* [Brief]
Using the records provided below, locate and copy each line that contains the word "epjconf".

* [Material for this task]
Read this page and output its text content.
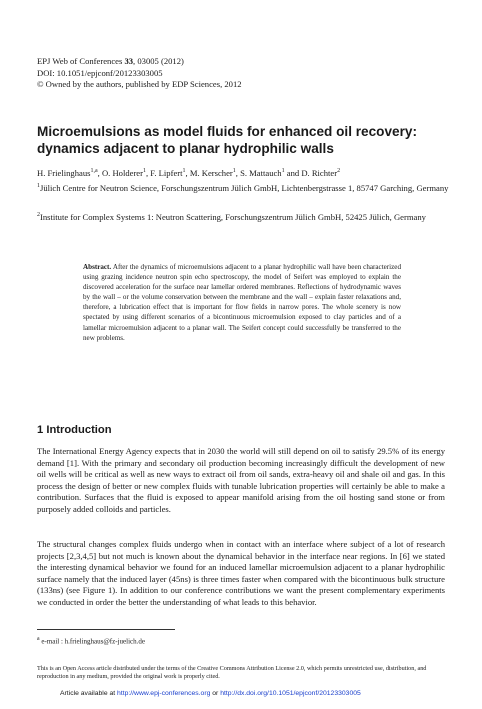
EPJ Web of Conferences 33, 03005 (2012)
DOI: 10.1051/epjconf/20123303005
© Owned by the authors, published by EDP Sciences, 2012
Microemulsions as model fluids for enhanced oil recovery: dynamics adjacent to planar hydrophilic walls
H. Frielinghaus$^{1,a}$, O. Holderer$^1$, F. Lipfert$^1$, M. Kerscher$^1$, S. Mattauch$^1$ and D. Richter$^2$
$^1$Jülich Centre for Neutron Science, Forschungszentrum Jülich GmbH, Lichtenbergstrasse 1, 85747 Garching, Germany
$^2$Institute for Complex Systems 1: Neutron Scattering, Forschungszentrum Jülich GmbH, 52425 Jülich, Germany
Abstract. After the dynamics of microemulsions adjacent to a planar hydrophilic wall have been characterized using grazing incidence neutron spin echo spectroscopy, the model of Seifert was employed to explain the discovered acceleration for the surface near lamellar ordered membranes. Reflections of hydrodynamic waves by the wall – or the volume conservation between the membrane and the wall – explain faster relaxations and, therefore, a lubrication effect that is important for flow fields in narrow pores. The whole scenery is now spectated by using different scenarios of a bicontinuous microemulsion exposed to clay particles and of a lamellar microemulsion adjacent to a planar wall. The Seifert concept could successfully be transferred to the new problems.
1 Introduction
The International Energy Agency expects that in 2030 the world will still depend on oil to satisfy 29.5% of its energy demand [1]. With the primary and secondary oil production becoming increasingly difficult the development of new oil wells will be critical as well as new ways to extract oil from oil sands, extra-heavy oil and shale oil and gas. In this process the design of better or new complex fluids with tunable lubrication properties will certainly be able to make a contribution. Surfaces that the fluid is exposed to appear manifold arising from the oil hosting sand stone or from purposely added colloids and particles.
The structural changes complex fluids undergo when in contact with an interface where subject of a lot of research projects [2,3,4,5] but not much is known about the dynamical behavior in the interface near regions. In [6] we stated the interesting dynamical behavior we found for an induced lamellar microemulsion adjacent to a planar hydrophilic surface namely that the induced layer (45ns) is three times faster when compared with the bicontinuous bulk structure (133ns) (see Figure 1). In addition to our conference contributions we want the present complementary experiments we conducted in order the better the understanding of what leads to this behavior.
$^a$ e-mail : h.frielinghaus@fz-juelich.de
This is an Open Access article distributed under the terms of the Creative Commons Attribution License 2.0, which permits unrestricted use, distribution, and reproduction in any medium, provided the original work is properly cited.
Article available at http://www.epj-conferences.org or http://dx.doi.org/10.1051/epjconf/20123303005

* [Task response]
DOI: 10.1051/epjconf/20123303005
Article available at http://www.epj-conferences.org or http://dx.doi.org/10.1051/epjconf/20123303005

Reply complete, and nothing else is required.